== THE REQUEST ==
Copy out all lines in the data below containing the string "vous".

>> Start TASK INPUT

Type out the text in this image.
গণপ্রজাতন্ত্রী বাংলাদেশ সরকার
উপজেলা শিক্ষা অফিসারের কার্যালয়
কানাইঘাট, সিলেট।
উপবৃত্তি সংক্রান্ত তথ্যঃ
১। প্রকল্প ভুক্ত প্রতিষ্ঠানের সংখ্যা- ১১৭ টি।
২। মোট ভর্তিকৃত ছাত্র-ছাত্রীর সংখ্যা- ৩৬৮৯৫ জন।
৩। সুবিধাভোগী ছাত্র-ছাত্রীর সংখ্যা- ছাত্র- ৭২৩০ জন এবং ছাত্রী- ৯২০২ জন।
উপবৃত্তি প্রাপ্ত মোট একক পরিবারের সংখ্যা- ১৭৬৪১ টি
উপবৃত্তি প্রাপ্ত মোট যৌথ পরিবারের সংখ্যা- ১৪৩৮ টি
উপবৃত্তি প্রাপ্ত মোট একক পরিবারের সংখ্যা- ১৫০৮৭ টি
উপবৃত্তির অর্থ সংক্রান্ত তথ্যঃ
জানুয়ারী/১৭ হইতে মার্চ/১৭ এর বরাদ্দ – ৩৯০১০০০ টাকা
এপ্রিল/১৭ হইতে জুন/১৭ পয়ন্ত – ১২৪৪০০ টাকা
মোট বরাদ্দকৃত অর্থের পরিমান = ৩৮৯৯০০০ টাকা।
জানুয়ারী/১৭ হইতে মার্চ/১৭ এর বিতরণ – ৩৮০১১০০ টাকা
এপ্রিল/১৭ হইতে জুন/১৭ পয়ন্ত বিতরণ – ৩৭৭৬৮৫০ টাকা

>> End TASK INPUT
>> Start TASK INPUT

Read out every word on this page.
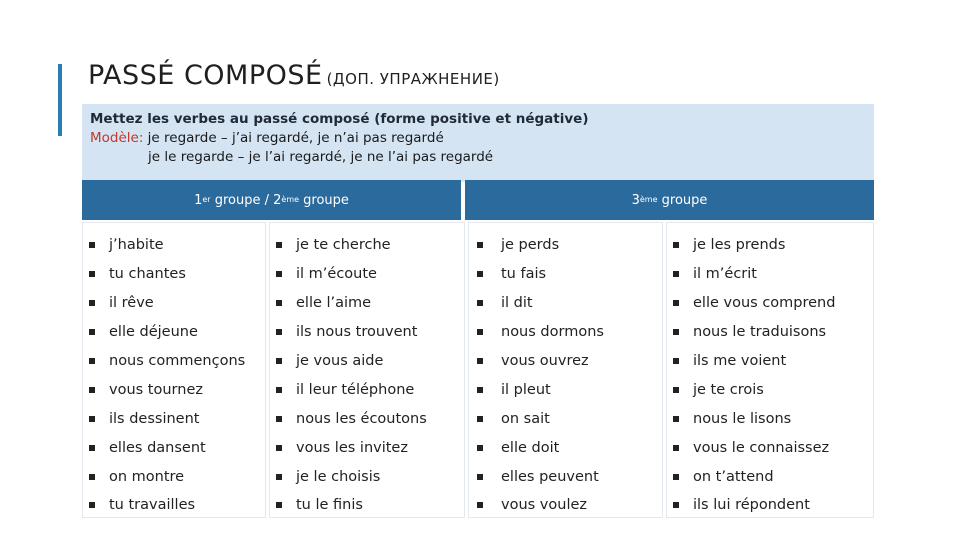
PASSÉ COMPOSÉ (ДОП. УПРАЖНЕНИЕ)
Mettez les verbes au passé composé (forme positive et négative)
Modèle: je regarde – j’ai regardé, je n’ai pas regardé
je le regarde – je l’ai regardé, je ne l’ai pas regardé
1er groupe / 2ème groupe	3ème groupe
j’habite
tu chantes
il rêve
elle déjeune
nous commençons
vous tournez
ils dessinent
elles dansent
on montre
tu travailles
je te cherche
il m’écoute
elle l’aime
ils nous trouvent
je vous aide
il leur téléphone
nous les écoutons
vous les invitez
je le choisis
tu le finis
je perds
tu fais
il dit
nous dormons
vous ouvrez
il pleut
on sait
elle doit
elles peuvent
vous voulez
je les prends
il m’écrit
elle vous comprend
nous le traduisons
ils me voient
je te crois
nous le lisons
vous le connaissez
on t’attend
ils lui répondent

>> End TASK INPUT

== ANSWER TO THE PROBLEM ==
vous tournez
je vous aide
vous les invitez
vous ouvrez
vous voulez
elle vous comprend
vous le connaissez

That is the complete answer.